Entries taken from a collection:
==========

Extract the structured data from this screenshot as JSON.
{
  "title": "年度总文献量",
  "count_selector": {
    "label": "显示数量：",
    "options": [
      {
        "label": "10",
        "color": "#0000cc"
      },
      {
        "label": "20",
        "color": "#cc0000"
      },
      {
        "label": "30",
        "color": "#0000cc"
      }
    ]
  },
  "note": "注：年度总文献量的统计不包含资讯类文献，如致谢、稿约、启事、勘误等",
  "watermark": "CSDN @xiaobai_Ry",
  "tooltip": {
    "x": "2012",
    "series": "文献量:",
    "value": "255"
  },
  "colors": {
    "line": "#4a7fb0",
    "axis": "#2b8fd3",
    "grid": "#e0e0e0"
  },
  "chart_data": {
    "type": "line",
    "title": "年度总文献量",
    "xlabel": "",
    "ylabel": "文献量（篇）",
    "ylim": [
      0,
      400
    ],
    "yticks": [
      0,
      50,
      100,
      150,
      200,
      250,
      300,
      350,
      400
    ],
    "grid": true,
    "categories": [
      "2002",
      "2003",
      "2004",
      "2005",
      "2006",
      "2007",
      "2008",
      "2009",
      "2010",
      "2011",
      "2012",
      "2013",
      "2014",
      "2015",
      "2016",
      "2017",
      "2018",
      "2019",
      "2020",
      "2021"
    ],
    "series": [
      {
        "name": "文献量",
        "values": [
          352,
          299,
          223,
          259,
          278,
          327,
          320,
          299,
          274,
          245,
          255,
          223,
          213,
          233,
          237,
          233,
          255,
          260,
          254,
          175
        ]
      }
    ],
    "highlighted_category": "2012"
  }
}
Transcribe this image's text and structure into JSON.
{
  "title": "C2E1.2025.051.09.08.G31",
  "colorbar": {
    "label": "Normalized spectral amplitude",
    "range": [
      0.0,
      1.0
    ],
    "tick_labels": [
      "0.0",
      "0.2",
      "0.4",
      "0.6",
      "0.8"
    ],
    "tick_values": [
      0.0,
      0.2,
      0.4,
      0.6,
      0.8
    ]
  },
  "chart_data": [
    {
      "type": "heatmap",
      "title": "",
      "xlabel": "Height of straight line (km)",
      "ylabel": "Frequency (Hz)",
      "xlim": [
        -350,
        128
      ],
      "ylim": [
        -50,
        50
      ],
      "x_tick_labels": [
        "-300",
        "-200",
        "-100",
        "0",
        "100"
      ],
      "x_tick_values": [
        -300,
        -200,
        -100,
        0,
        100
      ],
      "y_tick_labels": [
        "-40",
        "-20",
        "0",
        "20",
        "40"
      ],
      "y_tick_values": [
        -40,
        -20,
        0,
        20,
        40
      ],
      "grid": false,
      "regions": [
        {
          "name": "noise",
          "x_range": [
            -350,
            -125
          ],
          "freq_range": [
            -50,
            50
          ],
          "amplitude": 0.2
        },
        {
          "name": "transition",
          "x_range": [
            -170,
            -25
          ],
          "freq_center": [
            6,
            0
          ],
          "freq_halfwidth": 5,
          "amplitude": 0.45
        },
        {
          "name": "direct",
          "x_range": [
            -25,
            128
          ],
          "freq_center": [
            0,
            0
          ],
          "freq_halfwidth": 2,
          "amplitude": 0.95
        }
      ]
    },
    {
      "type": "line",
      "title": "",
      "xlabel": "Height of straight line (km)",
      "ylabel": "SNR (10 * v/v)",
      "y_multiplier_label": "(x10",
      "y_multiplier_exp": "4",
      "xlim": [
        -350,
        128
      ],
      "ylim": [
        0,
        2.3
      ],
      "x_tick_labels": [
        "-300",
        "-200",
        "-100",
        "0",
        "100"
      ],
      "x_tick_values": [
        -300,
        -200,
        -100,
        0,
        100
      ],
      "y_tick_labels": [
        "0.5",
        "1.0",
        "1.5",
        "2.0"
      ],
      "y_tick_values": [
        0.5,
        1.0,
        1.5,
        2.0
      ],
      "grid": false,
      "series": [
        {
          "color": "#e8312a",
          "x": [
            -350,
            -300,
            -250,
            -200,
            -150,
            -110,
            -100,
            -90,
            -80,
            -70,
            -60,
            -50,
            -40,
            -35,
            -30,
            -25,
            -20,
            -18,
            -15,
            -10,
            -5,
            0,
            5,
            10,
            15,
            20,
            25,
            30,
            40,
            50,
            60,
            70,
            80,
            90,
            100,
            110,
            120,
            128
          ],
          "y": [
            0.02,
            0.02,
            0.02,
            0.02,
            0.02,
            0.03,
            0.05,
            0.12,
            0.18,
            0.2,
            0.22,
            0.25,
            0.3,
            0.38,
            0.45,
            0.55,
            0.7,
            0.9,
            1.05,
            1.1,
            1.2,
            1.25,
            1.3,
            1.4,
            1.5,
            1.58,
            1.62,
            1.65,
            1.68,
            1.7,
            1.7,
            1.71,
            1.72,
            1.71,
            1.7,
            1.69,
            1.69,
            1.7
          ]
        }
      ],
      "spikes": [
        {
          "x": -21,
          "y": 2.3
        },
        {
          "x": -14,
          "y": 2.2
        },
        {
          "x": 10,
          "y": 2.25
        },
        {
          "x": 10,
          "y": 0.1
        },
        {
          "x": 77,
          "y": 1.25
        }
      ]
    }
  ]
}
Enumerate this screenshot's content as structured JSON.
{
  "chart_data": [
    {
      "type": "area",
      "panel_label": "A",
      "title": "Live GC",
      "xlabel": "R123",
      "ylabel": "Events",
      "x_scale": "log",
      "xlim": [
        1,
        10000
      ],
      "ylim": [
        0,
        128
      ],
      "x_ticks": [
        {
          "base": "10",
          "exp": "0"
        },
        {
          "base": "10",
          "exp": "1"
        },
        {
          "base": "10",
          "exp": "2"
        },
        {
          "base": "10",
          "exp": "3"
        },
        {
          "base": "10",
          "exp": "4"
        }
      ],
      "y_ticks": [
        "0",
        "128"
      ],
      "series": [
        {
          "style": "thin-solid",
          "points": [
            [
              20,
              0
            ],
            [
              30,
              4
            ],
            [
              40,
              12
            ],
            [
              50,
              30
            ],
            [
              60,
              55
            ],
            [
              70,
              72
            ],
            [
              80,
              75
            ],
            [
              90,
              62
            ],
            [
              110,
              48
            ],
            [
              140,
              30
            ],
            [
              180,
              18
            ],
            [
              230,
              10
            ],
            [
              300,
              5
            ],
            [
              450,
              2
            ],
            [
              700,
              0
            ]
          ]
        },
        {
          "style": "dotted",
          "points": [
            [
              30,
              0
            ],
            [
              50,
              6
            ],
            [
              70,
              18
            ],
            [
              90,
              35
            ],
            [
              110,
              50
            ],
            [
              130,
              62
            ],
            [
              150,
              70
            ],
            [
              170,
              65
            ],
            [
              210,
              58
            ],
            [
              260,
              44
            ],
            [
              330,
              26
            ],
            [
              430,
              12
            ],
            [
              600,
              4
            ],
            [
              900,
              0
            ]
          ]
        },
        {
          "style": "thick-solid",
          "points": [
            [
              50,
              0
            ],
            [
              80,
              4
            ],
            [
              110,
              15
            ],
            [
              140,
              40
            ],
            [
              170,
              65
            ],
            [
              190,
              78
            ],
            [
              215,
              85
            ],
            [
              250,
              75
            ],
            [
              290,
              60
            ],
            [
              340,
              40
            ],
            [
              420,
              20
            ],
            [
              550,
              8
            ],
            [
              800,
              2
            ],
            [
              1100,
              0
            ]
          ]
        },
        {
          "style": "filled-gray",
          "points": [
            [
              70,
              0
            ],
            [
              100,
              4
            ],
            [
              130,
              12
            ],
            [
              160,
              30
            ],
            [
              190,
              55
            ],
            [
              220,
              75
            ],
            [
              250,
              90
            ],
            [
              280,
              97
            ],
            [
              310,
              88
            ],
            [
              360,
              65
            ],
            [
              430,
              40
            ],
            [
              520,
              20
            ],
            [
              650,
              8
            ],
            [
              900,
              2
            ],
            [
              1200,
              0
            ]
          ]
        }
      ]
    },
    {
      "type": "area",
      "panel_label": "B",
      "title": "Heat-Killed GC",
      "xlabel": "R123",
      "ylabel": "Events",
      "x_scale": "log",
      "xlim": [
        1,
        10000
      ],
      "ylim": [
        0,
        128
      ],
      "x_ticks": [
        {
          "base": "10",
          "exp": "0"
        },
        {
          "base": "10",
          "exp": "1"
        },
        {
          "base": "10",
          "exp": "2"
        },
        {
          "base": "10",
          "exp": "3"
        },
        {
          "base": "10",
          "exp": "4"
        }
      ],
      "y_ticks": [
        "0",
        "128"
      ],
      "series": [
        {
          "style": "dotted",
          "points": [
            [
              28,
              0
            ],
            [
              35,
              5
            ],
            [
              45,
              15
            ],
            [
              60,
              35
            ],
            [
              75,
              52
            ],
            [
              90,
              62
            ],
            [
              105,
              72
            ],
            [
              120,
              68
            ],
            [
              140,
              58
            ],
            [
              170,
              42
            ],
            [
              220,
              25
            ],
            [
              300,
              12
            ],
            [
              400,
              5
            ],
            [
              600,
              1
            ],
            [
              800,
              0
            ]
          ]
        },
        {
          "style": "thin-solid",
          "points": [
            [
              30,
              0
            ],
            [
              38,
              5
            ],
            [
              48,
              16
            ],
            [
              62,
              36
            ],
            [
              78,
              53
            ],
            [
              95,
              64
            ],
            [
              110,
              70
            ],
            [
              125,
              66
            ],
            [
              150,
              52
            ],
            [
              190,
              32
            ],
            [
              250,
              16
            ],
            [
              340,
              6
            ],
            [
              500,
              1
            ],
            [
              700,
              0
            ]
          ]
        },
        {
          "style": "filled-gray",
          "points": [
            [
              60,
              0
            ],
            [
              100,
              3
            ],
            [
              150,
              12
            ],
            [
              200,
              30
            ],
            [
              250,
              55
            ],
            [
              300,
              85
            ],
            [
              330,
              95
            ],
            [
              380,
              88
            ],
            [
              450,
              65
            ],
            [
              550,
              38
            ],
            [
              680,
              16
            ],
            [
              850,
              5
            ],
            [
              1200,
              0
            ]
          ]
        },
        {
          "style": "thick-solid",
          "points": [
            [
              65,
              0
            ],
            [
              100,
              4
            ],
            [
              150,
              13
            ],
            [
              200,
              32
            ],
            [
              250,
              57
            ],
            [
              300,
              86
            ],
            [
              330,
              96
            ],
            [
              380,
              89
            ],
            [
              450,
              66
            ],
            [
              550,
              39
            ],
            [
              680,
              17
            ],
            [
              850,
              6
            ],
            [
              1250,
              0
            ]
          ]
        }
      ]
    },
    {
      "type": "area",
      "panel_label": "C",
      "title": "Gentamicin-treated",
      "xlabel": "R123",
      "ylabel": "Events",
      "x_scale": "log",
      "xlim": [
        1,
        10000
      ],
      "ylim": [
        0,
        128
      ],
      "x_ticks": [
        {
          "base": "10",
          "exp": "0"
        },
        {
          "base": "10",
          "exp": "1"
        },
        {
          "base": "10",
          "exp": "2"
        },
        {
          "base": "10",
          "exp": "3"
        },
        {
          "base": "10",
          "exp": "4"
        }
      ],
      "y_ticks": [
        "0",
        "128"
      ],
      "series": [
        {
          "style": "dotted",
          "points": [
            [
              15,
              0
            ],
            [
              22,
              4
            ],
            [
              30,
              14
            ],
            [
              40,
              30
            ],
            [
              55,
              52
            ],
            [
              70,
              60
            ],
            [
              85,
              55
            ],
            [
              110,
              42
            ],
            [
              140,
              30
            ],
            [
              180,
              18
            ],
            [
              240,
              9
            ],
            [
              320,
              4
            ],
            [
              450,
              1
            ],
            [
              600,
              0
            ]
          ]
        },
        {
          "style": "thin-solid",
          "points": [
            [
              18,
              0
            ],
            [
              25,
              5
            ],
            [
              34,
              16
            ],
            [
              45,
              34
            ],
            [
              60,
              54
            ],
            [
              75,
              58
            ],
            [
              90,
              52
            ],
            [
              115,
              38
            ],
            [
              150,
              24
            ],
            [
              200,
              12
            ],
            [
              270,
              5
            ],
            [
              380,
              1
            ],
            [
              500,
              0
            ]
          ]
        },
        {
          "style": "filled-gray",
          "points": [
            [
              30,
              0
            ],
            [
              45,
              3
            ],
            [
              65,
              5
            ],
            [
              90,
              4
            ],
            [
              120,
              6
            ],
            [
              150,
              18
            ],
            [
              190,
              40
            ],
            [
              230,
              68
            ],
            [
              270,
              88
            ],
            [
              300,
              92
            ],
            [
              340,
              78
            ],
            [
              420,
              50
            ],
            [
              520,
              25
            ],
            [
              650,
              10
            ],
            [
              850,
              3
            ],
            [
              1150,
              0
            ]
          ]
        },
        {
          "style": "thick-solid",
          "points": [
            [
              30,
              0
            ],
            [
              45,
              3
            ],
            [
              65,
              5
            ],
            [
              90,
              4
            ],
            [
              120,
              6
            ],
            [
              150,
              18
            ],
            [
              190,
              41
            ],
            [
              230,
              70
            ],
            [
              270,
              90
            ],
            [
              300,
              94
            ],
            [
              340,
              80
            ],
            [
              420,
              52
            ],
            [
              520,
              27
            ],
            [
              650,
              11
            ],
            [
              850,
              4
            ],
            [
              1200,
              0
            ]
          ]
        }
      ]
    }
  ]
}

==========

Directive:
Search the entries for the word "grid", then gather every line that has it.

Answer in full:
    "grid": "#e0e0e0"
    "grid": true,
      "grid": false,
      "grid": false,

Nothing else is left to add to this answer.